- Given problem:
Give part of the data below as a Markdown table with two columns, Row and Entry: put a running number in Row and the line itself in Entry, leaving out any blank lines. Begin at the line that has "- white-key: [913, 1805, 924, 1833]" and stop after the line that has "- tab-switches[interactable]: Switches: [160, 38, 290, 84]".

- Data provided:
..............................

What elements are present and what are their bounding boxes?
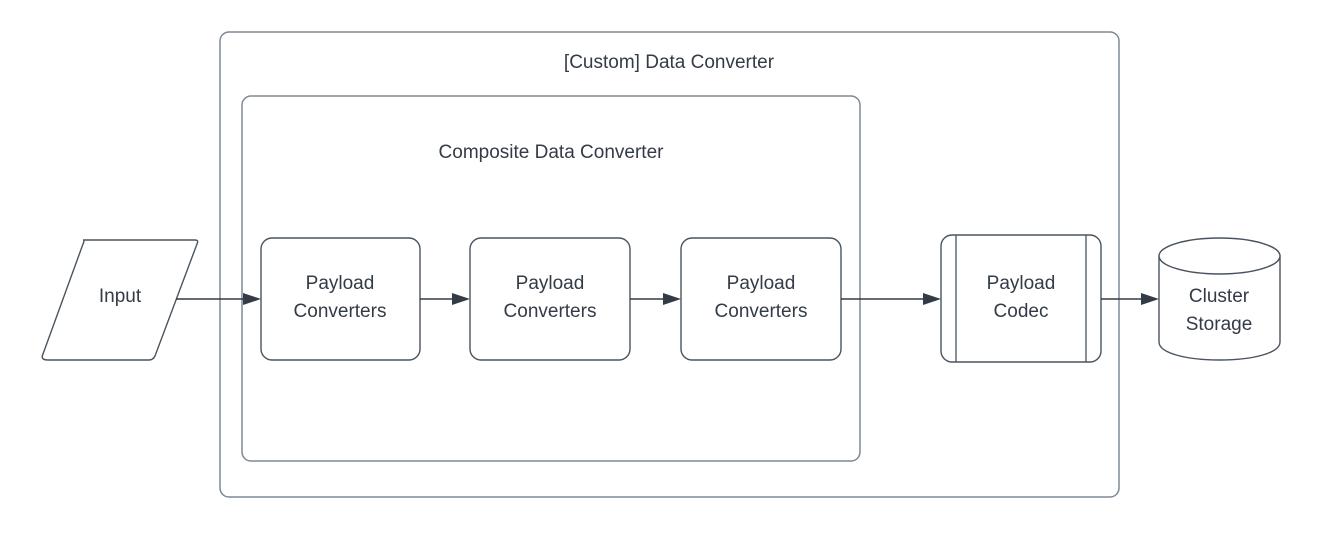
node-payload-converters-2-label-line1: Payload [516, 273, 585, 294]
node-cluster-storage-label-line2: Storage [1186, 314, 1253, 335]
node-payload-codec-label-line1: Payload [987, 273, 1056, 294]
node-payload-converters-1-shape [260, 237, 421, 361]
node-payload-converters-2-label-line2: Converters [504, 301, 597, 322]
node-cluster-storage-top-cap [1158, 237, 1281, 275]
connector-input-to-converters-1-arrowhead [243, 293, 261, 305]
connector-converters-2-to-converters-3 [630, 293, 681, 305]
container-custom-data-converter-title: [Custom] Data Converter [564, 52, 775, 73]
node-payload-converters-2[interactable]: Payload Converters [469, 237, 631, 361]
connector-converters-2-to-converters-3-arrowhead [663, 293, 681, 305]
container-composite-data-converter-border [241, 95, 861, 462]
node-payload-converters-3-shape [680, 237, 842, 361]
node-payload-codec-shape [940, 234, 1102, 363]
node-payload-codec-label-line2: Codec [994, 301, 1049, 322]
node-input-label: Input [99, 286, 142, 307]
connector-codec-to-storage [1101, 293, 1159, 305]
node-cluster-storage-body [1158, 255, 1281, 361]
connector-converters-3-to-codec-arrowhead [923, 293, 941, 305]
node-payload-converters-2-shape [469, 237, 631, 361]
connector-converters-3-to-codec [841, 293, 941, 305]
node-input[interactable]: Input [41, 239, 199, 361]
container-custom-data-converter-border [219, 31, 1120, 498]
node-payload-converters-1-label-line2: Converters [294, 301, 387, 322]
connector-input-to-converters-1 [176, 293, 261, 305]
node-cluster-storage-label-line1: Cluster [1189, 286, 1250, 307]
connector-codec-to-storage-arrowhead [1141, 293, 1159, 305]
node-payload-converters-3-label-line1: Payload [727, 273, 796, 294]
connector-converters-1-to-converters-2 [420, 293, 470, 305]
node-payload-converters-3[interactable]: Payload Converters [680, 237, 842, 361]
container-composite-data-converter[interactable]: Composite Data Converter [241, 95, 861, 462]
node-payload-converters-1[interactable]: Payload Converters [260, 237, 421, 361]
node-cluster-storage[interactable]: Cluster Storage [1158, 237, 1281, 361]
connector-converters-1-to-converters-2-arrowhead [452, 293, 470, 305]
node-payload-converters-3-label-line2: Converters [715, 301, 808, 322]
node-payload-converters-1-label-line1: Payload [306, 273, 375, 294]
container-custom-data-converter[interactable]: [Custom] Data Converter [219, 31, 1120, 498]
container-composite-data-converter-title: Composite Data Converter [439, 142, 665, 163]
node-input-shape [41, 239, 199, 361]
node-payload-codec[interactable]: Payload Codec [940, 234, 1102, 363]
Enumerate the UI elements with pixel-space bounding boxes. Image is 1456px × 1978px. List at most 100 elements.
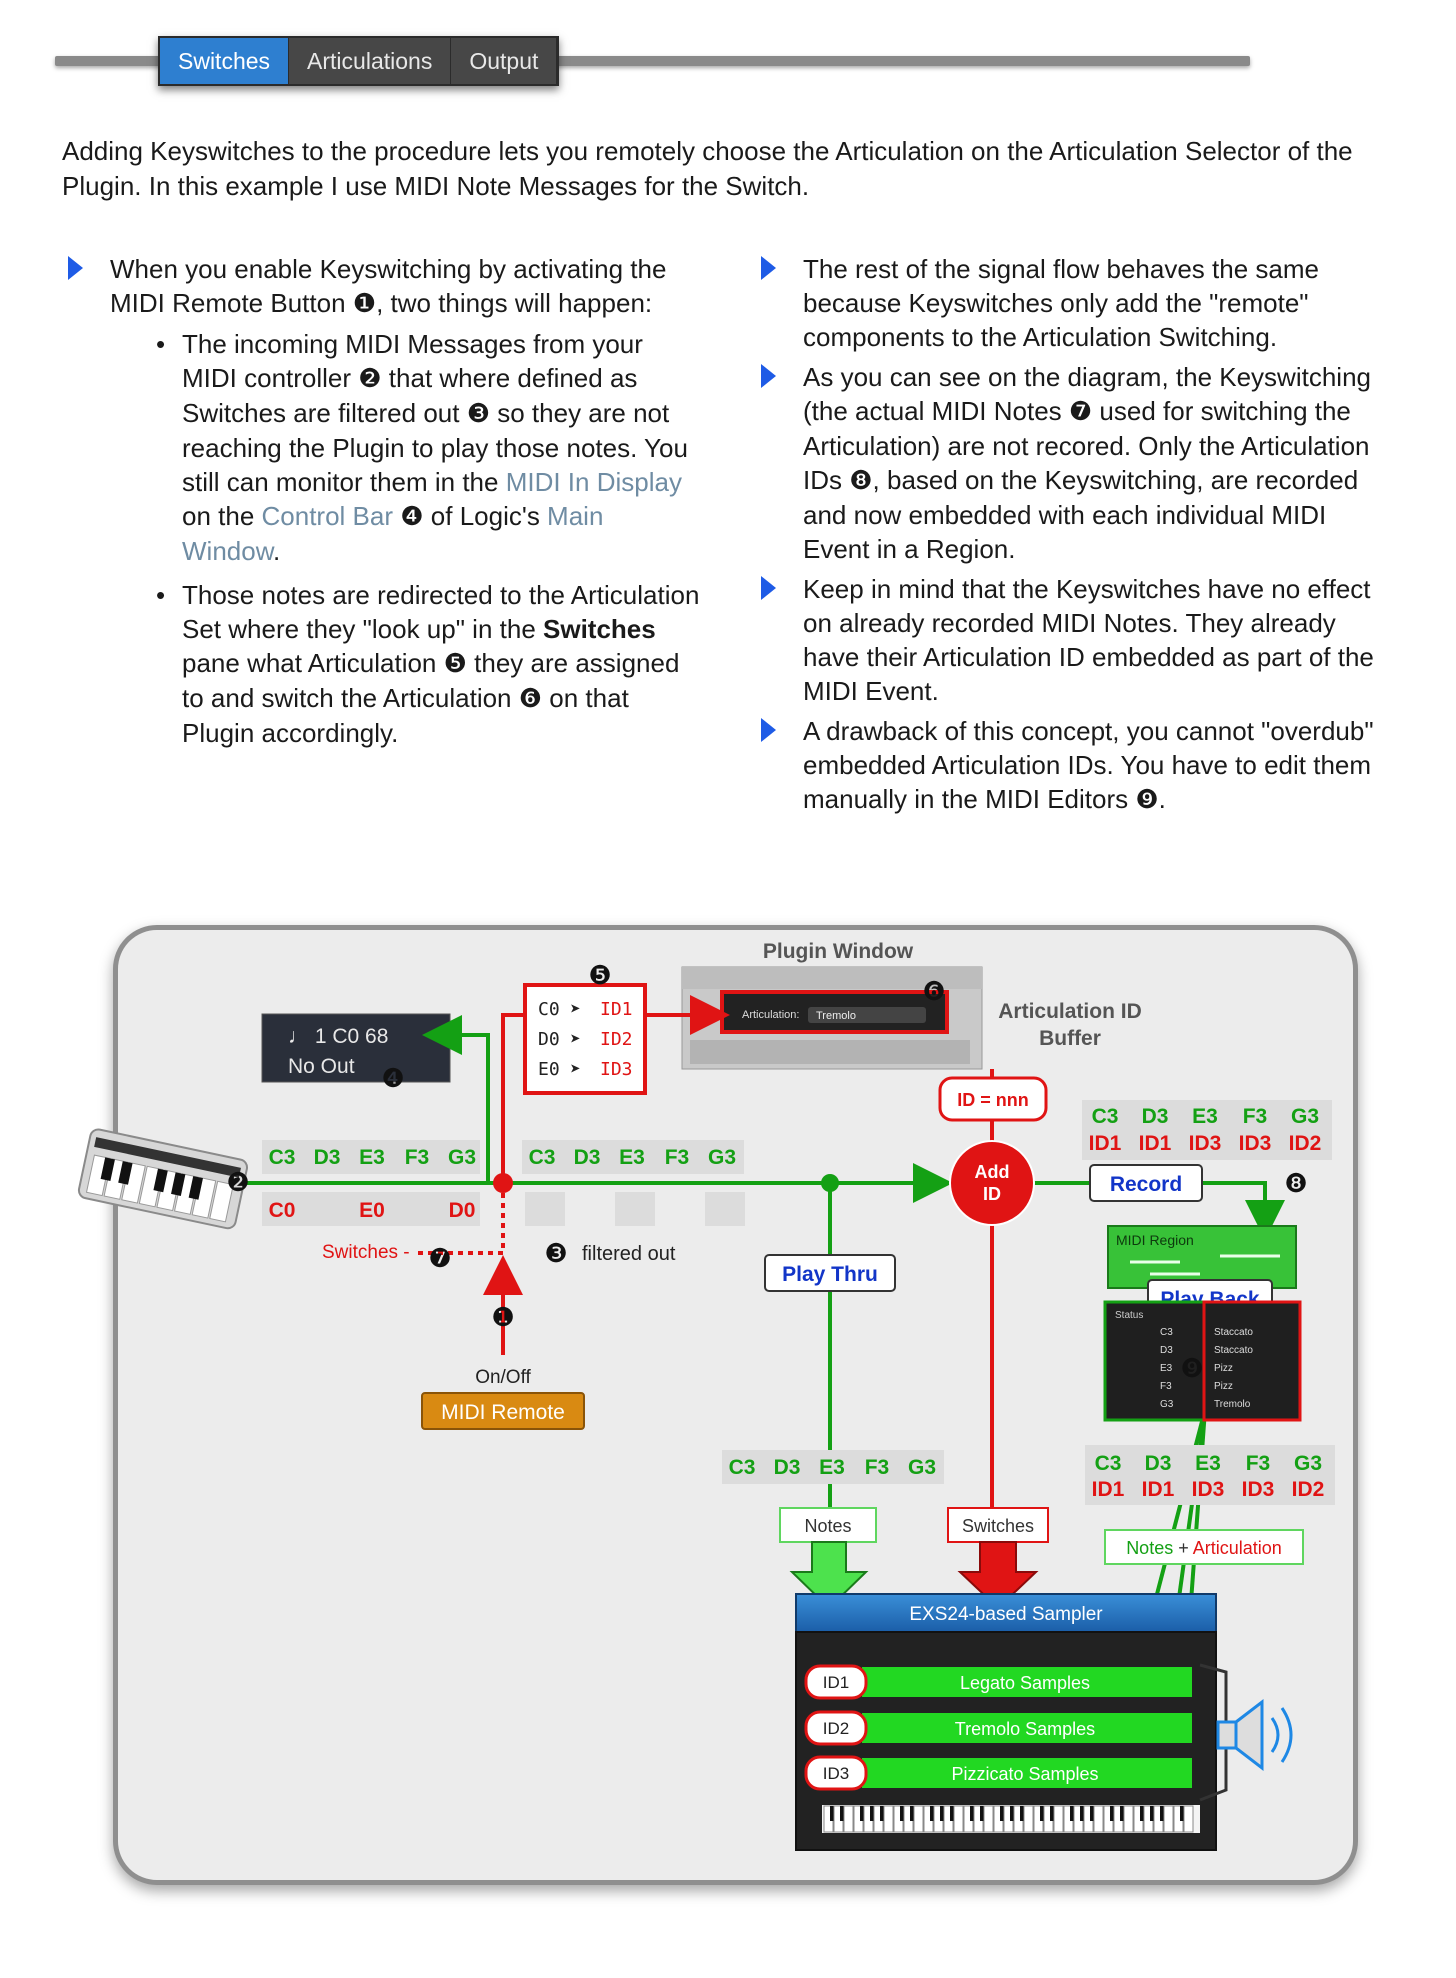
- white-key: [913, 1805, 924, 1833]
- white-key: [1053, 1805, 1064, 1833]
- tab-articulations[interactable]: Articulations: [289, 38, 452, 84]
- white-key: [1093, 1805, 1104, 1833]
- buffer-label-2: Buffer: [1039, 1027, 1101, 1050]
- black-key: [910, 1806, 916, 1821]
- black-key: [1010, 1806, 1016, 1821]
- play-thru-notes: C3 D3 E3 F3 G3: [722, 1450, 944, 1484]
- black-key: [950, 1806, 956, 1821]
- badge-8: ❽: [1284, 1169, 1307, 1199]
- black-key: [1120, 1806, 1126, 1821]
- map-note-2: E0: [538, 1059, 560, 1080]
- svg-text:E3: E3: [1195, 1452, 1221, 1475]
- black-key: [980, 1806, 986, 1821]
- articulation-value[interactable]: Tremolo: [816, 1010, 856, 1022]
- svg-text:ID3: ID3: [1189, 1132, 1222, 1155]
- tab-switches[interactable]: Switches: [160, 38, 290, 84]
- link-midi-in-display[interactable]: MIDI In Display: [505, 467, 682, 497]
- map-id-0: ID1: [600, 999, 633, 1020]
- svg-text:ID1: ID1: [1139, 1132, 1172, 1155]
- svg-text:E3: E3: [1160, 1363, 1173, 1374]
- svg-text:ID: ID: [983, 1184, 1001, 1204]
- notes-arrow: [789, 1541, 869, 1610]
- play-thru-box: [764, 1254, 896, 1292]
- white-key: [953, 1805, 964, 1833]
- black-key: [900, 1806, 906, 1821]
- svg-text:D3: D3: [1142, 1105, 1169, 1128]
- black-key: [880, 1806, 886, 1821]
- lane-id3-pill[interactable]: [804, 1755, 868, 1791]
- switches-box: [947, 1507, 1049, 1543]
- svg-text:Switches: Switches: [962, 1516, 1034, 1536]
- svg-text:C3: C3: [1160, 1327, 1173, 1338]
- svg-text:Add: Add: [975, 1162, 1010, 1182]
- badge-5: ❺: [588, 961, 611, 991]
- svg-text:C0: C0: [269, 1199, 296, 1222]
- right-column: The rest of the signal flow behaves the …: [755, 252, 1395, 823]
- midi-in-line2: No Out: [288, 1055, 355, 1078]
- map-arrow-0: ➤: [570, 999, 581, 1020]
- black-key: [1110, 1806, 1116, 1821]
- black-key: [1080, 1806, 1086, 1821]
- black-key: [830, 1806, 836, 1821]
- svg-text:Tremolo: Tremolo: [1214, 1399, 1251, 1410]
- black-key: [1070, 1806, 1076, 1821]
- svg-text:F3: F3: [1246, 1452, 1271, 1475]
- intro-paragraph: Adding Keyswitches to the procedure lets…: [62, 136, 1353, 201]
- midi-remote-button[interactable]: [421, 1392, 585, 1430]
- midi-region-label: MIDI Region: [1116, 1232, 1194, 1248]
- black-key: [1150, 1806, 1156, 1821]
- link-main-window[interactable]: Main Window: [182, 501, 604, 566]
- svg-text:E3: E3: [1192, 1105, 1218, 1128]
- incoming-notes: C3 D3 E3 F3 G3 C0 E0 D0: [262, 1140, 480, 1226]
- white-key: [1123, 1805, 1134, 1833]
- badge-7: ❼: [428, 1244, 451, 1274]
- tab-bar: Switches Articulations Output: [158, 36, 560, 86]
- svg-text:Staccato: Staccato: [1214, 1327, 1253, 1338]
- switch-redirect-line: [501, 1013, 525, 1183]
- svg-text:E3: E3: [359, 1146, 385, 1169]
- map-note-0: C0: [538, 999, 560, 1020]
- svg-text:G3: G3: [1294, 1452, 1322, 1475]
- svg-text:E3: E3: [819, 1456, 845, 1479]
- svg-text:D3: D3: [314, 1146, 341, 1169]
- badge-1: ❶: [352, 289, 377, 319]
- monitor-line: [422, 1015, 490, 1183]
- svg-text:Pizz: Pizz: [1214, 1381, 1233, 1392]
- svg-text:D3: D3: [574, 1146, 601, 1169]
- link-control-bar[interactable]: Control Bar: [261, 501, 394, 531]
- svg-text:G3: G3: [448, 1146, 476, 1169]
- badge-2: ❷: [226, 1168, 249, 1198]
- bullet-signal-flow: The rest of the signal flow behaves the …: [755, 252, 1395, 354]
- record-box: [1089, 1164, 1203, 1202]
- tab-output[interactable]: Output: [451, 38, 558, 84]
- lane-id1-pill[interactable]: [804, 1664, 868, 1700]
- switches-note-label: Switches -: [322, 1242, 410, 1263]
- sampler-title: EXS24-based Sampler: [909, 1604, 1103, 1625]
- svg-text:C3: C3: [529, 1146, 556, 1169]
- svg-text:F3: F3: [665, 1146, 690, 1169]
- svg-text:C3: C3: [269, 1146, 296, 1169]
- white-key: [1023, 1805, 1034, 1833]
- lane-id2-pill[interactable]: [804, 1710, 868, 1746]
- sampler-keyboard: [823, 1805, 1194, 1833]
- svg-text:D3: D3: [1160, 1345, 1173, 1356]
- id-row-top: C3 D3 E3 F3 G3 ID1 ID1 ID3 ID3 ID2: [1082, 1100, 1332, 1160]
- plugin-window-thumbnail: Articulation: Tremolo: [681, 966, 983, 1070]
- svg-text:Pizz: Pizz: [1214, 1363, 1233, 1374]
- svg-text:Pizzicato Samples: Pizzicato Samples: [951, 1764, 1098, 1784]
- badge-9: ❾: [1180, 1354, 1203, 1384]
- badge-4: ❹: [381, 1064, 404, 1094]
- svg-text:G3: G3: [908, 1456, 936, 1479]
- header-rule: [55, 56, 1250, 66]
- white-key: [1183, 1805, 1194, 1833]
- sub-bullet-redirected: • Those notes are redirected to the Arti…: [156, 580, 700, 748]
- articulation-label: Articulation:: [742, 1009, 799, 1021]
- svg-text:Staccato: Staccato: [1214, 1345, 1253, 1356]
- bullet-keep-in-mind: Keep in mind that the Keyswitches have n…: [755, 572, 1395, 708]
- add-id-node: [949, 1140, 1035, 1226]
- white-key: [983, 1805, 994, 1833]
- notes-articulation-box: [1104, 1529, 1304, 1565]
- black-key: [930, 1806, 936, 1821]
- black-key: [1180, 1806, 1186, 1821]
- black-key: [970, 1806, 976, 1821]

..............................

- Response:
| Row | Entry |
|---|---|
| 1 | - white-key: [913, 1805, 924, 1833] |
| 2 | - white-key: [1053, 1805, 1064, 1833] |
| 3 | - tab-articulations[interactable]: Articulations: [289, 38, 452, 84] |
| 4 | - white-key: [1093, 1805, 1104, 1833] |
| 5 | - buffer-label-2: Buffer: [1039, 1027, 1101, 1050] |
| 6 | - black-key: [910, 1806, 916, 1821] |
| 7 | - black-key: [1010, 1806, 1016, 1821] |
| 8 | - play-thru-notes: C3 D3 E3 F3 G3: [722, 1450, 944, 1484] |
| 9 | - black-key: [950, 1806, 956, 1821] |
| 10 | - badge-8: ❽: [1284, 1169, 1307, 1199] |
| 11 | - black-key: [1120, 1806, 1126, 1821] |
| 12 | - map-note-2: E0: [538, 1059, 560, 1080] |
| 13 | - svg-text:E3: E3: [1195, 1452, 1221, 1475] |
| 14 | - black-key: [980, 1806, 986, 1821] |
| 15 | - articulation-value[interactable]: Tremolo: [816, 1010, 856, 1022] |
| 16 | - svg-text:ID3: ID3: [1189, 1132, 1222, 1155] |
| 17 | - tab-switches[interactable]: Switches: [160, 38, 290, 84] |